Exercise description: Could you pick up the forum post about squeezing many writing systems into 4096 glyphs and carry it on from its last sentence?

Reading passage:

- - - - -

Here’s the catch — With the intention of someday learning as many of the associated languages as possible, I’d like the machine to be able to handle a minimal but useable subset of any of the writing systems commonly found in the Seattle, WA / Vancouver, BC area of North America. That list contains at least eleven different writing systems, maybe more (see the list below); and since three of them are Japanese and Traditional and Simplified Chinese, fitting a useable subset into only 4096 glyphs seems problematic at best.

I had been thinking of having a second glyph set of the same size, selectable by flipping a flag in a register somewhere. That would allow me to choose from among 8192 glyphs to put on screen at any given time, albeit in a rather clumsy manner. Still, it works for the Commodore 128. Alternatively, it occurs to me that I could do something with a variable-length code and double-width characters for the ones that take up two bytes. I think that's the technique they used in Asian releases of early 80s microcomputers, but with 12-bit bytes that makes for a potentially enormous amount of ROM needed to store the screen font. In the extreme case, if every glyph took two bytes (24 bits) I’d have more code points than Unicode by a factor of over 900% — plainly absurd.

Alphabetical list of what I’d like to cram into 4096 code points:

• Arabic, for Persian (among others?) — will need a lot of extra glyphs due to positional variation of letterforms

• Cyrillic, for Russian (among others?)

- - - - -

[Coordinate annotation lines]
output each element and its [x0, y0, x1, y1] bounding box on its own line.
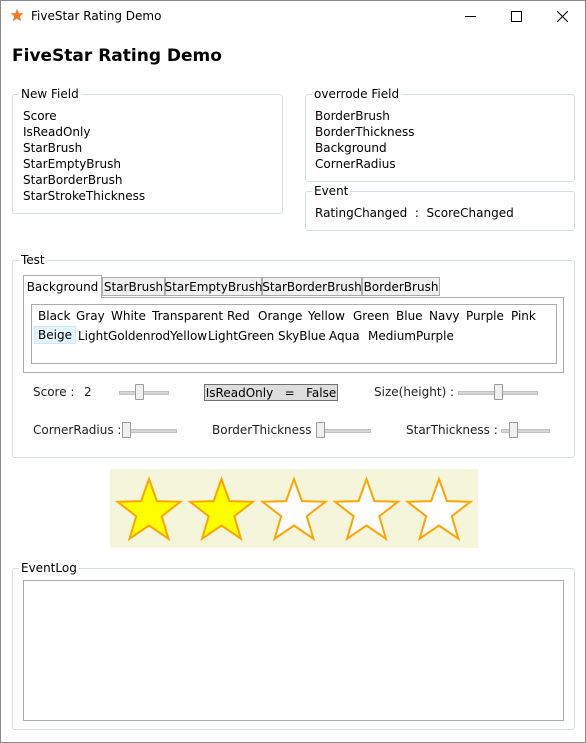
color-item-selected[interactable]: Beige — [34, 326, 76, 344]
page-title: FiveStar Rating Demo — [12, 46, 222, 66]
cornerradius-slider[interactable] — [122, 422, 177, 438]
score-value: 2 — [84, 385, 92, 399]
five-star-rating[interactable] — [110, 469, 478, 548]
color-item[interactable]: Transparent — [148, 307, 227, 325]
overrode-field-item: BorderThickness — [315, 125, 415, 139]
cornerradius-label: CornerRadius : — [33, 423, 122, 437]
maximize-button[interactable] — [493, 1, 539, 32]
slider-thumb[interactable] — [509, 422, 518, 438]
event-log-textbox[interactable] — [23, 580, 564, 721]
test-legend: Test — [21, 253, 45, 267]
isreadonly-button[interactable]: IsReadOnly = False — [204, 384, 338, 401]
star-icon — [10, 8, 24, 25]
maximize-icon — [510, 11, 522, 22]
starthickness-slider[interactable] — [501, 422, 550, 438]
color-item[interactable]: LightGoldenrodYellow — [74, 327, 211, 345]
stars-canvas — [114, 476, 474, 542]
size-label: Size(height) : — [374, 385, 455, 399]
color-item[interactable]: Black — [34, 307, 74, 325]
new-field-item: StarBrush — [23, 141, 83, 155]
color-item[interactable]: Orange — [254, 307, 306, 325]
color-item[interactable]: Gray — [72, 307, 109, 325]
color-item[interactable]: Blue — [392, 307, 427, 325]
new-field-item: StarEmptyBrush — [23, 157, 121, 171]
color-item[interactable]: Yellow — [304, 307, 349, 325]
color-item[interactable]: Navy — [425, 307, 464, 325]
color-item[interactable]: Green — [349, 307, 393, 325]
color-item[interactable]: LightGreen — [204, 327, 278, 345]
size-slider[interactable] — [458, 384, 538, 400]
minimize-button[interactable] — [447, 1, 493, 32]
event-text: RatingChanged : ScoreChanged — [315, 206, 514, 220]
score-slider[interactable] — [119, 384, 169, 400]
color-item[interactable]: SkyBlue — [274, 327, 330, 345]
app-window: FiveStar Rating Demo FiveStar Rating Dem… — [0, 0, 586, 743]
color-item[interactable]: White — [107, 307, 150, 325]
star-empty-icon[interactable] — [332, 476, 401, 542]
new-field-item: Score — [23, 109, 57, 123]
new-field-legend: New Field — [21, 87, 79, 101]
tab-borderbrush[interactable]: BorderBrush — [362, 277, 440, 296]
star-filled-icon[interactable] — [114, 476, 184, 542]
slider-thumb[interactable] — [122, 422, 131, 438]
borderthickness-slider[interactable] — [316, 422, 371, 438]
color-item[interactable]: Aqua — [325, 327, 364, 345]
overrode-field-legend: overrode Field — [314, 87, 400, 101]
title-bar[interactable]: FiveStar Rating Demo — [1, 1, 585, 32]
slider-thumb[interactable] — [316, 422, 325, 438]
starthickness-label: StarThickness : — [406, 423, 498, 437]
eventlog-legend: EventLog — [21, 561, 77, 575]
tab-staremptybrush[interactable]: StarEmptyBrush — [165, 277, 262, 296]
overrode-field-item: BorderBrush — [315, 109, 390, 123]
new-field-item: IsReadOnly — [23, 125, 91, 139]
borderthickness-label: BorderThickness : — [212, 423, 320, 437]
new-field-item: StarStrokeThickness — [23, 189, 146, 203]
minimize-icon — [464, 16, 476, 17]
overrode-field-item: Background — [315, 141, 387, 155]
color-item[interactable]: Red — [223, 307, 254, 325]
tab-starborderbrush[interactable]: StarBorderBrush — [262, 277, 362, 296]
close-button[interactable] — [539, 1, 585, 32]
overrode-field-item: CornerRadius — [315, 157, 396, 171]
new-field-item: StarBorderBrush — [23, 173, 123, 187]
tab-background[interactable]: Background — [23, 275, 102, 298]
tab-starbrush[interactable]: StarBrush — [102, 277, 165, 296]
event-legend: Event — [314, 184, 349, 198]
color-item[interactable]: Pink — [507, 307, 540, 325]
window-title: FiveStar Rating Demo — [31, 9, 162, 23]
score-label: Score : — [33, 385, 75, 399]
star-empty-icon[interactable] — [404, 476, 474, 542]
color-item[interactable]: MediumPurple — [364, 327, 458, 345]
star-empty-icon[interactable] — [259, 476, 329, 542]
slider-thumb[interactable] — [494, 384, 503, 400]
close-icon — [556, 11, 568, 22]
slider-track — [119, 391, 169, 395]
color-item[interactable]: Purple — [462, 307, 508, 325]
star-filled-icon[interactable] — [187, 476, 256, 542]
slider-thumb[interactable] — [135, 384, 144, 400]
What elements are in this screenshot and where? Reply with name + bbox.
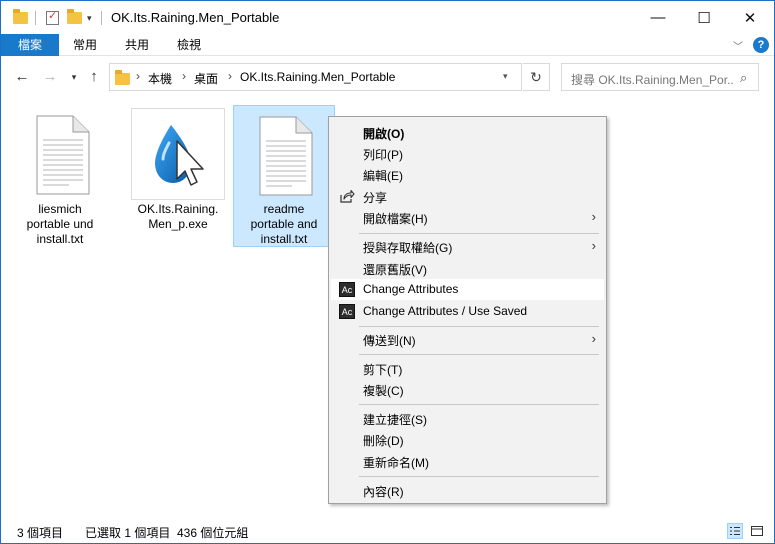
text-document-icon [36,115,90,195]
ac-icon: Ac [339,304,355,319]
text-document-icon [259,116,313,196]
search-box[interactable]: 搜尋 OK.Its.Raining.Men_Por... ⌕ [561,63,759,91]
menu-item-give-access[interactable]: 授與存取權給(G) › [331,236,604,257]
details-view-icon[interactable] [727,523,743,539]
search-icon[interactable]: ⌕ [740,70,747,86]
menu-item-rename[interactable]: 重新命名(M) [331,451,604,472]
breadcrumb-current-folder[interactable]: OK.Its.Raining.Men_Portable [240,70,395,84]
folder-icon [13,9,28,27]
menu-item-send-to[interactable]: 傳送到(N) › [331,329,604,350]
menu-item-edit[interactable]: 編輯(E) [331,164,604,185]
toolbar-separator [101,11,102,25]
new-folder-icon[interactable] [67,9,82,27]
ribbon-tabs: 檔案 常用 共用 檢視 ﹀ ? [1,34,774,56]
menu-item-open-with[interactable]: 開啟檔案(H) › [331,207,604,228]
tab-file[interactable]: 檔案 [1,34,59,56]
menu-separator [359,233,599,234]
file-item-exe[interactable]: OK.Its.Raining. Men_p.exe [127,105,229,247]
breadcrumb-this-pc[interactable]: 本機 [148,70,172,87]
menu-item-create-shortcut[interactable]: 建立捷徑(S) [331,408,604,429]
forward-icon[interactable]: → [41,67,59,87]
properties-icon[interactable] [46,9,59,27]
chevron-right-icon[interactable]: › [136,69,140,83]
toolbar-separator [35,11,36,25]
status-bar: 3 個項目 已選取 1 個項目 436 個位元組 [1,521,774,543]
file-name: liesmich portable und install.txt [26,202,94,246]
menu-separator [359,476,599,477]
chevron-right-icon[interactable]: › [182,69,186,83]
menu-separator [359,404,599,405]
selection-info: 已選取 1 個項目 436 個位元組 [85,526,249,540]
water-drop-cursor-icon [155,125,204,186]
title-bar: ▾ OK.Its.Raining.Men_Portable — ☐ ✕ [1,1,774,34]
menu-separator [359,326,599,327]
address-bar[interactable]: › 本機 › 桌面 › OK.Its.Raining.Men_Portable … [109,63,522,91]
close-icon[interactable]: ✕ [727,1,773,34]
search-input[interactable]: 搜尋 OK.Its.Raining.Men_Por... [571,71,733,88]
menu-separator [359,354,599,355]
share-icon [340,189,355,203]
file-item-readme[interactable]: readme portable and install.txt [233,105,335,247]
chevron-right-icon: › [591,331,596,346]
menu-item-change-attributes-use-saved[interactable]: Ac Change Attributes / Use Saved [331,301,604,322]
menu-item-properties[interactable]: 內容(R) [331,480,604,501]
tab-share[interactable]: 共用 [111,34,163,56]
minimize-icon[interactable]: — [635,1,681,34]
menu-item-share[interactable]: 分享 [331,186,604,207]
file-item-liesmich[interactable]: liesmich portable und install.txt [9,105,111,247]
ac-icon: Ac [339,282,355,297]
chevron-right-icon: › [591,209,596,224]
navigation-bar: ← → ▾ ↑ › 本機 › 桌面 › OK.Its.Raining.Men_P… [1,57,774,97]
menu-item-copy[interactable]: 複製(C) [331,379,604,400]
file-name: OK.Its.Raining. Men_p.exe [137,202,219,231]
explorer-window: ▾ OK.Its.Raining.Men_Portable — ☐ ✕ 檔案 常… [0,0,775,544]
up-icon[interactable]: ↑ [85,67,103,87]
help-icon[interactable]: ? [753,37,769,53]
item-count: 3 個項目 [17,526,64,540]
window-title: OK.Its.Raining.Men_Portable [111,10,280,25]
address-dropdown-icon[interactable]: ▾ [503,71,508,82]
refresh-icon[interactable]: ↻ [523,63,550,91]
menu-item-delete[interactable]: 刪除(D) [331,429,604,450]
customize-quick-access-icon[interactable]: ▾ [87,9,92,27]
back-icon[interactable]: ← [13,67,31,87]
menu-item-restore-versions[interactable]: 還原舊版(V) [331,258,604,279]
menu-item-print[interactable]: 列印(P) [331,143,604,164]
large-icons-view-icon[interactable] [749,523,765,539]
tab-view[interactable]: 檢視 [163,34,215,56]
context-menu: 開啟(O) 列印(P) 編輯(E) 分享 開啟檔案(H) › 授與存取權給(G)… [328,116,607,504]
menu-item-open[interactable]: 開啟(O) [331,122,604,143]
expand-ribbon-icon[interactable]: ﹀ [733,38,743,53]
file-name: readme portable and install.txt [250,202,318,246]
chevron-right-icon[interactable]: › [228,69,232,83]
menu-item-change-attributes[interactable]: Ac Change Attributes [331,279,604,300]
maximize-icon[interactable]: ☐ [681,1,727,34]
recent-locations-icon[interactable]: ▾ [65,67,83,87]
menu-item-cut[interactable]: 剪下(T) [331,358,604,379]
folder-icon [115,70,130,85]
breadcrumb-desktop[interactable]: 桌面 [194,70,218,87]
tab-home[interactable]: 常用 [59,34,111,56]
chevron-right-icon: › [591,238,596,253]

- - - - -

Final answer:
• Devanagari, for Hindi — a beautiful writing system but very complex; how did the Indians represent it in the 80s?

• Gurmukhi, for Punjabi

• Japanese (at least the Kana) — Japanese newspapers stick to a list of the 1945 most common Kanji; would those be enough?

• Korean (combining Jamo similar to that in Unicode only; if the Koreans don't really need Hanja, I don’t either)

• Latin, for Tagalog, Vietnamese, and various European and First Nations languages — many, many accented forms

• Simplified and Traditional Chinese (Bopomofo might also be good, or at least less visually jarring than Pinyin, to fill in for missing Hanzi) — each said to need ≈3000–6000 Hanzi depending on the target audience, albeit with considerable overlap (but how much?)

• Thai — complex, but not nearly as bad as Arabic or Devanagari

• And, of course, several dozen punctuation characters, mathematical signs, and so on.

• I’d also like to include a subset of Canadian Syllabics (at least big enough to write Inuktitut), for no other reason than my own curiosity.

• Technically, Cambodian has more right to be on this list than some of the ones already discussed, but I have no interest in learning it. Why? darned if I know. Perhaps it is the similarity in some ways to Thai? Likewise, Cantonese speakers outnumber Mandarin (Han) speakers in the city of Vancouver by two to one, but as of now, I don’t intend to learn more than one of the two languages — probably Mandarin, as I’d apparently need it to understand most written Chinese. Cantonese apparently needs over a thousand extra Hanzi to write, too.

All of the above seems to add up to only about 1500–3500 glyphs, until you get to the several types of Hanzi and the Kanji. Even if a substantial portion can be “unified” as Unicode does, which is questionable given that there will only be one display font, that there is the budget-buster. Has anyone got any advice?

Hopefully,
gsteemso
The world’s only gsteemso
gsteemso
 
Posts: 20
Joined: Fri 14 Aug 2009 2:43 am
Location: near Seattle, WA

Re: A technical challenge: mini-Unicode in 4096 characters?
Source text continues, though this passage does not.